>> start
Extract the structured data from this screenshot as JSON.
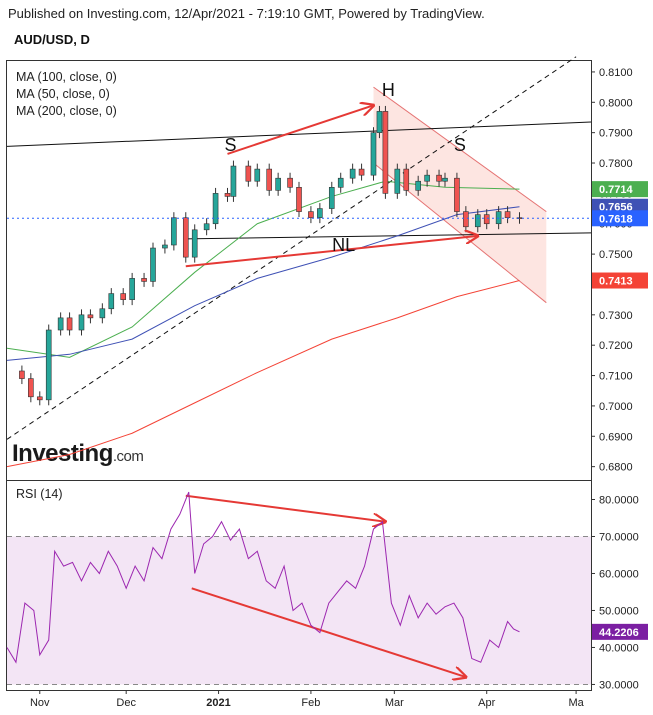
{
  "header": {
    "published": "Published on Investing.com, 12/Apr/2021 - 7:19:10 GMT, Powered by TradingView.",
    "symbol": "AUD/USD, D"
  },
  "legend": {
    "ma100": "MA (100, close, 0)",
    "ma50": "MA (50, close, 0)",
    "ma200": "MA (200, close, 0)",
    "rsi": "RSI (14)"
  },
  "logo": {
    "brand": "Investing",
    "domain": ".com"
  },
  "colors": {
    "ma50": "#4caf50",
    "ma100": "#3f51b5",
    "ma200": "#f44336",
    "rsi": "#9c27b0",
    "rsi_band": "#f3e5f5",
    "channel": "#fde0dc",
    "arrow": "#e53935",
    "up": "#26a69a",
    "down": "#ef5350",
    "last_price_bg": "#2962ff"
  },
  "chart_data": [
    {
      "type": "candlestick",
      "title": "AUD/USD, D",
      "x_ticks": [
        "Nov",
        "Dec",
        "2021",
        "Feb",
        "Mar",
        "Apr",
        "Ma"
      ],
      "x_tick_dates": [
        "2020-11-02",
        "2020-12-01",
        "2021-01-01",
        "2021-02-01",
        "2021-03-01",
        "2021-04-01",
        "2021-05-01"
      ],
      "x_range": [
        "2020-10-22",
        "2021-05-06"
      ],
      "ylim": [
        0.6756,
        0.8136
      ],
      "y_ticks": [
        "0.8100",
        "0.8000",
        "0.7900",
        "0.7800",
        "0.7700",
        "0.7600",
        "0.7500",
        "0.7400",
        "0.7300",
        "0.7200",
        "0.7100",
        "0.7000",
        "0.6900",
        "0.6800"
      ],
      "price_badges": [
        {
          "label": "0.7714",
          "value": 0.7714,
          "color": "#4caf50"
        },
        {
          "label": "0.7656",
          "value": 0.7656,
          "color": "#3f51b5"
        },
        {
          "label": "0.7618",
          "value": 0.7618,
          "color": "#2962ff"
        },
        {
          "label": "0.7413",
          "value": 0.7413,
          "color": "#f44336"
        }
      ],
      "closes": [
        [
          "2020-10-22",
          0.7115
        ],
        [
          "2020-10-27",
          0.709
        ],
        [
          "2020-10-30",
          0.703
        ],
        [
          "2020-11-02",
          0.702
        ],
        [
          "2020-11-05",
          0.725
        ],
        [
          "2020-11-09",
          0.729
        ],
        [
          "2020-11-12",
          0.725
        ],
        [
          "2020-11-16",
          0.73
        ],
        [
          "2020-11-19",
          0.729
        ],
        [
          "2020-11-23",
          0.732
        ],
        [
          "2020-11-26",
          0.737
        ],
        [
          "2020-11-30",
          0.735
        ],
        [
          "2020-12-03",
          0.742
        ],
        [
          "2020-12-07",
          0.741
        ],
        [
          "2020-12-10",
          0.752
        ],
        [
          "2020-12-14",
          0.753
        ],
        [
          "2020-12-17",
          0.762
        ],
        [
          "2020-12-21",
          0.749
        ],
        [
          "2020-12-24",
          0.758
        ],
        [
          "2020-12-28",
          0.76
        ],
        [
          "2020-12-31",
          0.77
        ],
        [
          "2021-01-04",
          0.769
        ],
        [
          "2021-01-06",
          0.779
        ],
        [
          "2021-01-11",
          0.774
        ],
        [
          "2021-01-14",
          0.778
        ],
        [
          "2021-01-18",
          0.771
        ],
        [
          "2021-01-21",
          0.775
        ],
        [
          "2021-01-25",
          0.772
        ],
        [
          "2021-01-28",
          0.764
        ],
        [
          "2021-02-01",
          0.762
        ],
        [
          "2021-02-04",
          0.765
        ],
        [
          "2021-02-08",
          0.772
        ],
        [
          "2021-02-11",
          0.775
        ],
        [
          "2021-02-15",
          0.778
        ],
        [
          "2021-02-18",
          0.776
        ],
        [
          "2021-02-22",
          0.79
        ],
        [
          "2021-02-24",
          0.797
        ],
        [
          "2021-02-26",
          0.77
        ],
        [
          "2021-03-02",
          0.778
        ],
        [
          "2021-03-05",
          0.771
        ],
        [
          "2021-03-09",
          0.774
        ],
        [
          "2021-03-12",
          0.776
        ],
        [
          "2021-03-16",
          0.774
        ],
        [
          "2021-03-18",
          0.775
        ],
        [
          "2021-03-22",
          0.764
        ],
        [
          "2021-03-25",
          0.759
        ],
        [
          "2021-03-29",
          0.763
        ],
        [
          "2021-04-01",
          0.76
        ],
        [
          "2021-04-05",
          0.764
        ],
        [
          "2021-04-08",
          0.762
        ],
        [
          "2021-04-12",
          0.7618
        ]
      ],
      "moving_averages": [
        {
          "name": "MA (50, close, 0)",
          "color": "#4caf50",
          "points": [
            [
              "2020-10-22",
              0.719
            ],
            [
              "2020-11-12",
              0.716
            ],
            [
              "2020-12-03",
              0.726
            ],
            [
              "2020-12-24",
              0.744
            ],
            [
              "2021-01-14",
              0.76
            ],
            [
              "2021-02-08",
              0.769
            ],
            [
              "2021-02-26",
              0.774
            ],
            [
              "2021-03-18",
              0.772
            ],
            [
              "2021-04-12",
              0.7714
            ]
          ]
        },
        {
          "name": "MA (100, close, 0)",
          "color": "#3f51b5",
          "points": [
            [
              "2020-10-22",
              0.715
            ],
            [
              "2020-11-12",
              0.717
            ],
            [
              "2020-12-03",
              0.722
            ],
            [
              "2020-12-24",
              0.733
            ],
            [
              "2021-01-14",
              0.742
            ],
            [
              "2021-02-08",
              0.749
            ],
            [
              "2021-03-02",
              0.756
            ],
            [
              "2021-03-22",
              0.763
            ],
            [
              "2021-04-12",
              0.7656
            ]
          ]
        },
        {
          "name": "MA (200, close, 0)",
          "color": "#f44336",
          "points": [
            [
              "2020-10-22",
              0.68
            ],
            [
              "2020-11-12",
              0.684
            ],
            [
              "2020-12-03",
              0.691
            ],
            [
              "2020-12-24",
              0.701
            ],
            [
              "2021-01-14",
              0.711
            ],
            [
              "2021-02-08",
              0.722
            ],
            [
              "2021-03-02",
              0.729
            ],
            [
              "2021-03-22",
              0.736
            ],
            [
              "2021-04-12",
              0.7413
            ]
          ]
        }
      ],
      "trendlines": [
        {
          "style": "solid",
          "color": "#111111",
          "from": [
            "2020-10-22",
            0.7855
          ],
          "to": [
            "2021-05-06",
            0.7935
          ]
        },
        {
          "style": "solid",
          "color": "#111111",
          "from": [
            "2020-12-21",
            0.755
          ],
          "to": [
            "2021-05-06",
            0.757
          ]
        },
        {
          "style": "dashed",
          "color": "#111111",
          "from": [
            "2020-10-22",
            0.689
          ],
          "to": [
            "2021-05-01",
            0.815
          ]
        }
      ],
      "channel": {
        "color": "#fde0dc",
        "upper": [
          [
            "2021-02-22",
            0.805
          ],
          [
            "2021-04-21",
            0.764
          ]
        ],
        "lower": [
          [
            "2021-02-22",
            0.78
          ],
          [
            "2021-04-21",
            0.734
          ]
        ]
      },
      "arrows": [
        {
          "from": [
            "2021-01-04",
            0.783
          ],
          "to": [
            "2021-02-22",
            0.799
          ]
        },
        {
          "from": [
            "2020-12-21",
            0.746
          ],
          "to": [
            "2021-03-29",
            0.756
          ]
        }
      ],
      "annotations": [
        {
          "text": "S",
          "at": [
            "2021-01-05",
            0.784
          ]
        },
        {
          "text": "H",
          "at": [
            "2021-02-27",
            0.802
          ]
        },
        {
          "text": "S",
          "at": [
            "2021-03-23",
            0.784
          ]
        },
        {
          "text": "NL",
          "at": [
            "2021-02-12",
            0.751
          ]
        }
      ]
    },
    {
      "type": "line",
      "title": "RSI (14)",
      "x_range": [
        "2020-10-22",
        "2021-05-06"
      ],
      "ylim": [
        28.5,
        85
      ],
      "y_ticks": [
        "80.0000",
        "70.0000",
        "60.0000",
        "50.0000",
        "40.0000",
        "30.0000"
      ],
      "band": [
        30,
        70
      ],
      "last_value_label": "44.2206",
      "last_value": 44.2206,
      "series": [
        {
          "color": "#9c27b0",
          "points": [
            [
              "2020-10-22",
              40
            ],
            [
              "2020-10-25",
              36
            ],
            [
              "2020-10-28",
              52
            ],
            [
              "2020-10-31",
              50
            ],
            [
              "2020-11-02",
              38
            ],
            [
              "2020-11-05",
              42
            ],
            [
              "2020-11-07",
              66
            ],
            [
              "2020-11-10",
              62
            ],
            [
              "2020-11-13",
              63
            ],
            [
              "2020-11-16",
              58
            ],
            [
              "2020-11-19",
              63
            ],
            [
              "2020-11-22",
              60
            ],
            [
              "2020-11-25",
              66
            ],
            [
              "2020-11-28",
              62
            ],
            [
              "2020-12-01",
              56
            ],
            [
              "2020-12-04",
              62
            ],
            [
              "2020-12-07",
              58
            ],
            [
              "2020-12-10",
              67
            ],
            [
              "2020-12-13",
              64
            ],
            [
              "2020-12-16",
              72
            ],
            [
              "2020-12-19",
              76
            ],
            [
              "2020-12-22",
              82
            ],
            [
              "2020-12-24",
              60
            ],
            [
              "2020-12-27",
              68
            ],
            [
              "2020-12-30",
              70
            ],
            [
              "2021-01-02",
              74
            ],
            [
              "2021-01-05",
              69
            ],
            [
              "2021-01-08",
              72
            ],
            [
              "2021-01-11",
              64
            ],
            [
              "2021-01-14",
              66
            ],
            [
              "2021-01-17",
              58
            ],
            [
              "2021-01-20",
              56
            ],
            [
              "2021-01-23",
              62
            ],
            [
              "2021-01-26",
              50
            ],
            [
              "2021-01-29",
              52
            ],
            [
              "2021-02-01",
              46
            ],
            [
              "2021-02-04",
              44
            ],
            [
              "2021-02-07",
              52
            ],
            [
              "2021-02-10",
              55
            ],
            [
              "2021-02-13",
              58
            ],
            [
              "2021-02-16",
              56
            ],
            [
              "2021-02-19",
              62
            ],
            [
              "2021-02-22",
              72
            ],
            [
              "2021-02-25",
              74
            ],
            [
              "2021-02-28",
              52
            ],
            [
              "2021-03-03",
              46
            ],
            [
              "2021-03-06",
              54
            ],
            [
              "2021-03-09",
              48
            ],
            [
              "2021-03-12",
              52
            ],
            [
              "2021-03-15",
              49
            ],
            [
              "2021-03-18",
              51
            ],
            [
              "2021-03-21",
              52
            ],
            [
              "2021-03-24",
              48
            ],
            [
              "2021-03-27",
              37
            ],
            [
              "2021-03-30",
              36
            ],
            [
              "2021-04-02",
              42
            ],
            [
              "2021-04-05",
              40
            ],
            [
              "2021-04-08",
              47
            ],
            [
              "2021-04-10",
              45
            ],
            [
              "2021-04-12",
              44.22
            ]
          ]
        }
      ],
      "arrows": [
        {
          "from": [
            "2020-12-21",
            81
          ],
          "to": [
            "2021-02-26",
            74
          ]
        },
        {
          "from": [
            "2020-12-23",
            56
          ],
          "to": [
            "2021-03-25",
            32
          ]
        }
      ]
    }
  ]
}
>> end
AIM OF THE EXERCISE: Show each line of the data that contains the string "name".

PROBLEM SOLUTION:
          "name": "MA (50, close, 0)",
          "name": "MA (100, close, 0)",
          "name": "MA (200, close, 0)",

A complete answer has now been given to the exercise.